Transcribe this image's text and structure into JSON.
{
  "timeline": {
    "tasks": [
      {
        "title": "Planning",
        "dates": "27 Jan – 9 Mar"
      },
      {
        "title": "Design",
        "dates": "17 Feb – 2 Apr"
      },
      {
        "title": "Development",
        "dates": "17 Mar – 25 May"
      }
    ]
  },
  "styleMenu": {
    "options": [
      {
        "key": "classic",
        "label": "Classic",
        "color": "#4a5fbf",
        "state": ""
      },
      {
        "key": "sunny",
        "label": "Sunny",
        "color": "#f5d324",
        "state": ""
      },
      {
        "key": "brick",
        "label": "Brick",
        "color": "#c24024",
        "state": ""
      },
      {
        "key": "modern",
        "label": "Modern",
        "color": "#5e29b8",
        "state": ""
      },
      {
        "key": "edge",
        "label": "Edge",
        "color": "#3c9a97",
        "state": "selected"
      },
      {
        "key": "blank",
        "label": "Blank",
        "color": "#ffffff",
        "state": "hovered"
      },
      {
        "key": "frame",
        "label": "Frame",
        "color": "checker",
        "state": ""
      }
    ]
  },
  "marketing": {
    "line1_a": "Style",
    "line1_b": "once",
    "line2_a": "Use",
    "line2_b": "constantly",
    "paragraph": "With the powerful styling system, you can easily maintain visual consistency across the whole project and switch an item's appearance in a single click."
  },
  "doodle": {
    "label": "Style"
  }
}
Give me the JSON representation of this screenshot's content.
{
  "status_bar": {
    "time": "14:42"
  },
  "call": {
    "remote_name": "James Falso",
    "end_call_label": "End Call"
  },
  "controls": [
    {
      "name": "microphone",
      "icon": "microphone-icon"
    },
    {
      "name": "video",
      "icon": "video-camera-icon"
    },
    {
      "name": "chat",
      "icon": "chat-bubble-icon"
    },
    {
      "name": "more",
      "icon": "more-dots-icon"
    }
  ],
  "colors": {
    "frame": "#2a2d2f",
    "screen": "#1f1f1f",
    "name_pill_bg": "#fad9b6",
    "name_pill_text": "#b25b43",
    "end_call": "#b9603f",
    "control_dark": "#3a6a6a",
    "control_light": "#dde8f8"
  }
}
==================================================
_WHAT TO WORK ON_
Would you reproduce all the entries exactly?

_FINAL RESULT_
Transcribe this image's text and structure into JSON.
{
  "timeline": {
    "tasks": [
      {
        "title": "Planning",
        "dates": "27 Jan – 9 Mar"
      },
      {
        "title": "Design",
        "dates": "17 Feb – 2 Apr"
      },
      {
        "title": "Development",
        "dates": "17 Mar – 25 May"
      }
    ]
  },
  "styleMenu": {
    "options": [
      {
        "key": "classic",
        "label": "Classic",
        "color": "#4a5fbf",
        "state": ""
      },
      {
        "key": "sunny",
        "label": "Sunny",
        "color": "#f5d324",
        "state": ""
      },
      {
        "key": "brick",
        "label": "Brick",
        "color": "#c24024",
        "state": ""
      },
      {
        "key": "modern",
        "label": "Modern",
        "color": "#5e29b8",
        "state": ""
      },
      {
        "key": "edge",
        "label": "Edge",
        "color": "#3c9a97",
        "state": "selected"
      },
      {
        "key": "blank",
        "label": "Blank",
        "color": "#ffffff",
        "state": "hovered"
      },
      {
        "key": "frame",
        "label": "Frame",
        "color": "checker",
        "state": ""
      }
    ]
  },
  "marketing": {
    "line1_a": "Style",
    "line1_b": "once",
    "line2_a": "Use",
    "line2_b": "constantly",
    "paragraph": "With the powerful styling system, you can easily maintain visual consistency across the whole project and switch an item's appearance in a single click."
  },
  "doodle": {
    "label": "Style"
  }
}
Give me the JSON representation of this screenshot's content.
{
  "status_bar": {
    "time": "14:42"
  },
  "call": {
    "remote_name": "James Falso",
    "end_call_label": "End Call"
  },
  "controls": [
    {
      "name": "microphone",
      "icon": "microphone-icon"
    },
    {
      "name": "video",
      "icon": "video-camera-icon"
    },
    {
      "name": "chat",
      "icon": "chat-bubble-icon"
    },
    {
      "name": "more",
      "icon": "more-dots-icon"
    }
  ],
  "colors": {
    "frame": "#2a2d2f",
    "screen": "#1f1f1f",
    "name_pill_bg": "#fad9b6",
    "name_pill_text": "#b25b43",
    "end_call": "#b9603f",
    "control_dark": "#3a6a6a",
    "control_light": "#dde8f8"
  }
}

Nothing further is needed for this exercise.